DIRECTION.
From the entries below, pull out each line where "difference" appears.

DATASET ENTRIES.
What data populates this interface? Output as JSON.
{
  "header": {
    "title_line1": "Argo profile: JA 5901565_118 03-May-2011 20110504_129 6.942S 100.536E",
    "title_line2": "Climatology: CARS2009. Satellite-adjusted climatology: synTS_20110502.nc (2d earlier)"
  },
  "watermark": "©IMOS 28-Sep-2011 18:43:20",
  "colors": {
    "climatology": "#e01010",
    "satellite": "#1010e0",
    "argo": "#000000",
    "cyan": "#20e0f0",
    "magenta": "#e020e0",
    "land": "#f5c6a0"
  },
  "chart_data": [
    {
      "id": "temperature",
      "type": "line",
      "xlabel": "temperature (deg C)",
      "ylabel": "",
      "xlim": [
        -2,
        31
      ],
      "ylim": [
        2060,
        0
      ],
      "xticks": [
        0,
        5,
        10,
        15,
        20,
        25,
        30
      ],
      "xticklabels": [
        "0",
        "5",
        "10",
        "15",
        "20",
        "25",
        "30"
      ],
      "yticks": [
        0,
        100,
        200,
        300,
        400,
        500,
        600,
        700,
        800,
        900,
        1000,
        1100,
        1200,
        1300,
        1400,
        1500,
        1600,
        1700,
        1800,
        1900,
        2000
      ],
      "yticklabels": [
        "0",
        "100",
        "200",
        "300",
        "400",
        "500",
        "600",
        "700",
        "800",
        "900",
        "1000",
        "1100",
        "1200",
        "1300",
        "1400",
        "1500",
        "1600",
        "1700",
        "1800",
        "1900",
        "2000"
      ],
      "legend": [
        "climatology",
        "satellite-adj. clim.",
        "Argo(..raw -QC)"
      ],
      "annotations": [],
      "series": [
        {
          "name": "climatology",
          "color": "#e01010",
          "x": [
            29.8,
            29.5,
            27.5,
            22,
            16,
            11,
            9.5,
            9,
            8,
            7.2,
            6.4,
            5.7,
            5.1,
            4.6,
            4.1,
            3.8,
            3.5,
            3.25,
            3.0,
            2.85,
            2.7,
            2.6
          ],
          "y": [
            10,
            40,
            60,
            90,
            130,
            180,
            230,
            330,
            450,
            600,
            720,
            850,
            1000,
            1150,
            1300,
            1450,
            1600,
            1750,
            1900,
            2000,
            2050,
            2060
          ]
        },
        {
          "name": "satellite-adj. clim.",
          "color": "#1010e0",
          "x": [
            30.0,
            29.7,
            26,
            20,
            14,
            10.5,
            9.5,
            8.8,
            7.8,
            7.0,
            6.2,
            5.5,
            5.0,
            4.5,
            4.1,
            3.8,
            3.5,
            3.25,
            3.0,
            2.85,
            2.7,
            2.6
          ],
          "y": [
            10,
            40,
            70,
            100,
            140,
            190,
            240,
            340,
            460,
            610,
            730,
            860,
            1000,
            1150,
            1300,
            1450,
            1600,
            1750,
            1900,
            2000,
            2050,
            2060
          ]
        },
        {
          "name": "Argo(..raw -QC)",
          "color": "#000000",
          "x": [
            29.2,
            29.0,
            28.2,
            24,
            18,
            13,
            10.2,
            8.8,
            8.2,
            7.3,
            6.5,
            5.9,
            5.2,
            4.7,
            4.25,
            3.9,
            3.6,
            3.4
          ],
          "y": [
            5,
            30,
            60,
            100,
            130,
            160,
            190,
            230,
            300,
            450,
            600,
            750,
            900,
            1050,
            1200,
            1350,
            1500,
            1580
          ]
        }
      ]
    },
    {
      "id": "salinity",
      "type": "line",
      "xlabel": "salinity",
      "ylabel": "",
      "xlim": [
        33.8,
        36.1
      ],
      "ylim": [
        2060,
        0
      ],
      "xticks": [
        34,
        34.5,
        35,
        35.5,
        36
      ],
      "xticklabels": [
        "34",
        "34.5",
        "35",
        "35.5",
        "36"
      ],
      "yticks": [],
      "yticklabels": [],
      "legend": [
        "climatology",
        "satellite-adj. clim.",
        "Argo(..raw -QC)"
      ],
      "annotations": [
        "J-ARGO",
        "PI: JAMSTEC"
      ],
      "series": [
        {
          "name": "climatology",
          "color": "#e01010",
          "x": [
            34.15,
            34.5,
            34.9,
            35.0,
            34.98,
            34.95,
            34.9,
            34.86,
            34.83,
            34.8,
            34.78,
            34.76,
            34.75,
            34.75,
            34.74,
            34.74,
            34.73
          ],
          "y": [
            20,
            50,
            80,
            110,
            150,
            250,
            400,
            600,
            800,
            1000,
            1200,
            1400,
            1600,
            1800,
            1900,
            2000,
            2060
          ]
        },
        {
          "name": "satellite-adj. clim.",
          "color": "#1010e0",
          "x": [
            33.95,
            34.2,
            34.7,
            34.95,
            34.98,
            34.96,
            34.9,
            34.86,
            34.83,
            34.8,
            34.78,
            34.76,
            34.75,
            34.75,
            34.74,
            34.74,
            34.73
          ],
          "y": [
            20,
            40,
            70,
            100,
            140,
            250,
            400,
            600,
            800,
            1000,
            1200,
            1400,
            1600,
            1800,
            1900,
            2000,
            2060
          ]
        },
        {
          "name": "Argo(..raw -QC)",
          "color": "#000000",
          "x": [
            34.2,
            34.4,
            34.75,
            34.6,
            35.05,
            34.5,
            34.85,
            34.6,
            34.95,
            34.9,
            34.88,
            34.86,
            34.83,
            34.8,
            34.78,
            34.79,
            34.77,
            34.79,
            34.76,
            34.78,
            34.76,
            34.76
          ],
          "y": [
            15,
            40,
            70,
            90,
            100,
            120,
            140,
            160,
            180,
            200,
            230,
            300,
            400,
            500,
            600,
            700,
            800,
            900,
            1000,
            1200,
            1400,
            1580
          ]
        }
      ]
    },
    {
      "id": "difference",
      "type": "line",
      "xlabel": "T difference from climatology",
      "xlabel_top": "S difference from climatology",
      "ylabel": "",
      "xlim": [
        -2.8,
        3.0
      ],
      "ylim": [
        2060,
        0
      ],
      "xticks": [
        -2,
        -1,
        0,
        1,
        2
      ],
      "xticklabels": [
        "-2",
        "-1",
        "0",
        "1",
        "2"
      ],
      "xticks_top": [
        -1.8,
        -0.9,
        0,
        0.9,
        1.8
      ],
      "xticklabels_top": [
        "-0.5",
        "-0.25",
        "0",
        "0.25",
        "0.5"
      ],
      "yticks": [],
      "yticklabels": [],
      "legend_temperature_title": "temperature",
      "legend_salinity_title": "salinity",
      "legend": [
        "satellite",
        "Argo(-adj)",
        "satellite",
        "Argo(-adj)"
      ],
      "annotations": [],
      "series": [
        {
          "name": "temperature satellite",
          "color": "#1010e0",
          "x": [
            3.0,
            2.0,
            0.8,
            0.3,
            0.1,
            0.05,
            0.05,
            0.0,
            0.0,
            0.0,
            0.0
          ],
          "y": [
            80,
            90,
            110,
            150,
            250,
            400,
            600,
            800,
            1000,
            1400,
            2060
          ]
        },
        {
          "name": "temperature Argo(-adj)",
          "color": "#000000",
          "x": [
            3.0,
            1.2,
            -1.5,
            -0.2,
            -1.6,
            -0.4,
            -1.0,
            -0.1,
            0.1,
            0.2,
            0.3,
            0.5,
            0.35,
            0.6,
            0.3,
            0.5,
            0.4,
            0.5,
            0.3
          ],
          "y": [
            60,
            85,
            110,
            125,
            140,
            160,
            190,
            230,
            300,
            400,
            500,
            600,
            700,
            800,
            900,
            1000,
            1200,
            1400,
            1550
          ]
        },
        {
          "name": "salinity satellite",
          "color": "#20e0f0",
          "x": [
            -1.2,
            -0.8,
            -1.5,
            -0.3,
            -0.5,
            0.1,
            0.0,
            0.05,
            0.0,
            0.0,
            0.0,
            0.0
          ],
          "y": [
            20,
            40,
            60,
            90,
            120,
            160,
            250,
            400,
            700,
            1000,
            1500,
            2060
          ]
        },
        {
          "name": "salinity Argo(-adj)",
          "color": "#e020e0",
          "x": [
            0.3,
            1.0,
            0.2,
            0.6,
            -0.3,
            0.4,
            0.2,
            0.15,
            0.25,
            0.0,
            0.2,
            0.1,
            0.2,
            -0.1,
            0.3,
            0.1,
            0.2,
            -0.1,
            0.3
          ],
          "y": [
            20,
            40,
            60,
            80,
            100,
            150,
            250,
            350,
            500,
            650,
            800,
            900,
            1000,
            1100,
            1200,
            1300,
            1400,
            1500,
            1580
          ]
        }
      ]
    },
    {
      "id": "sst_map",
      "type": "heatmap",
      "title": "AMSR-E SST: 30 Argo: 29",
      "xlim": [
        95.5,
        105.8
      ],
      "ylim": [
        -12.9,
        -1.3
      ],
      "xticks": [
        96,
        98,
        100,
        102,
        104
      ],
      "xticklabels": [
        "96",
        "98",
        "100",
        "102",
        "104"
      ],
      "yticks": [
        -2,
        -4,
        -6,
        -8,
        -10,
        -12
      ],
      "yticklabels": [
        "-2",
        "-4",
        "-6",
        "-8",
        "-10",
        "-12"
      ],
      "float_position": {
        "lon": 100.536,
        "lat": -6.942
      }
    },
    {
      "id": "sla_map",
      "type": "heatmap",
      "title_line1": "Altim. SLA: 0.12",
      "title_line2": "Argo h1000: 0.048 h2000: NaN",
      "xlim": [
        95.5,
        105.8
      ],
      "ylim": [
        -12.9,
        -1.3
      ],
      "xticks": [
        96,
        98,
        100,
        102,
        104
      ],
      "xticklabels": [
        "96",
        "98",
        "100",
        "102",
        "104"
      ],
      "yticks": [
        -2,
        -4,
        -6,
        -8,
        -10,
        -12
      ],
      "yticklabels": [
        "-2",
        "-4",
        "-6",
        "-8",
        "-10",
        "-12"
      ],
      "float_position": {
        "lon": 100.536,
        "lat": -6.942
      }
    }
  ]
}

RESULT OF THE EXERCISE.
      "id": "difference",
      "xlabel": "T difference from climatology",
      "xlabel_top": "S difference from climatology",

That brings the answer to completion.